Images are excluded; otherwise, output every record exactly.

>> Start

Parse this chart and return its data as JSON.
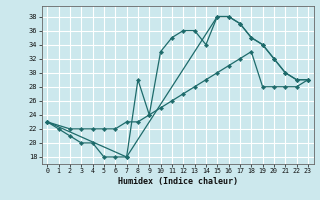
{
  "xlabel": "Humidex (Indice chaleur)",
  "bg_color": "#cce8ed",
  "line_color": "#1e6b6b",
  "grid_color": "#ffffff",
  "xlim": [
    -0.5,
    23.5
  ],
  "ylim": [
    17,
    39.5
  ],
  "xticks": [
    0,
    1,
    2,
    3,
    4,
    5,
    6,
    7,
    8,
    9,
    10,
    11,
    12,
    13,
    14,
    15,
    16,
    17,
    18,
    19,
    20,
    21,
    22,
    23
  ],
  "yticks": [
    18,
    20,
    22,
    24,
    26,
    28,
    30,
    32,
    34,
    36,
    38
  ],
  "line1_x": [
    0,
    1,
    2,
    3,
    4,
    5,
    6,
    7,
    8,
    9,
    10,
    11,
    12,
    13,
    14,
    15,
    16,
    17,
    18,
    19,
    20,
    21,
    22,
    23
  ],
  "line1_y": [
    23,
    22,
    21,
    20,
    20,
    18,
    18,
    18,
    29,
    24,
    33,
    35,
    36,
    36,
    34,
    38,
    38,
    37,
    35,
    34,
    32,
    30,
    29,
    29
  ],
  "line2_x": [
    0,
    2,
    3,
    4,
    5,
    6,
    7,
    8,
    9,
    10,
    11,
    12,
    13,
    14,
    15,
    16,
    17,
    18,
    19,
    20,
    21,
    22,
    23
  ],
  "line2_y": [
    23,
    22,
    22,
    22,
    22,
    22,
    23,
    23,
    24,
    25,
    26,
    27,
    28,
    29,
    30,
    31,
    32,
    33,
    28,
    28,
    28,
    28,
    29
  ],
  "line3_x": [
    0,
    7,
    15,
    16,
    17,
    18,
    19,
    20,
    21,
    22,
    23
  ],
  "line3_y": [
    23,
    18,
    38,
    38,
    37,
    35,
    34,
    32,
    30,
    29,
    29
  ]
}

>> End

• **COMPLETED TASK**
Parse this chart and return its data as JSON.
{
  "xlabel": "Humidex (Indice chaleur)",
  "bg_color": "#cce8ed",
  "line_color": "#1e6b6b",
  "grid_color": "#ffffff",
  "xlim": [
    -0.5,
    23.5
  ],
  "ylim": [
    17,
    39.5
  ],
  "xticks": [
    0,
    1,
    2,
    3,
    4,
    5,
    6,
    7,
    8,
    9,
    10,
    11,
    12,
    13,
    14,
    15,
    16,
    17,
    18,
    19,
    20,
    21,
    22,
    23
  ],
  "yticks": [
    18,
    20,
    22,
    24,
    26,
    28,
    30,
    32,
    34,
    36,
    38
  ],
  "line1_x": [
    0,
    1,
    2,
    3,
    4,
    5,
    6,
    7,
    8,
    9,
    10,
    11,
    12,
    13,
    14,
    15,
    16,
    17,
    18,
    19,
    20,
    21,
    22,
    23
  ],
  "line1_y": [
    23,
    22,
    21,
    20,
    20,
    18,
    18,
    18,
    29,
    24,
    33,
    35,
    36,
    36,
    34,
    38,
    38,
    37,
    35,
    34,
    32,
    30,
    29,
    29
  ],
  "line2_x": [
    0,
    2,
    3,
    4,
    5,
    6,
    7,
    8,
    9,
    10,
    11,
    12,
    13,
    14,
    15,
    16,
    17,
    18,
    19,
    20,
    21,
    22,
    23
  ],
  "line2_y": [
    23,
    22,
    22,
    22,
    22,
    22,
    23,
    23,
    24,
    25,
    26,
    27,
    28,
    29,
    30,
    31,
    32,
    33,
    28,
    28,
    28,
    28,
    29
  ],
  "line3_x": [
    0,
    7,
    15,
    16,
    17,
    18,
    19,
    20,
    21,
    22,
    23
  ],
  "line3_y": [
    23,
    18,
    38,
    38,
    37,
    35,
    34,
    32,
    30,
    29,
    29
  ]
}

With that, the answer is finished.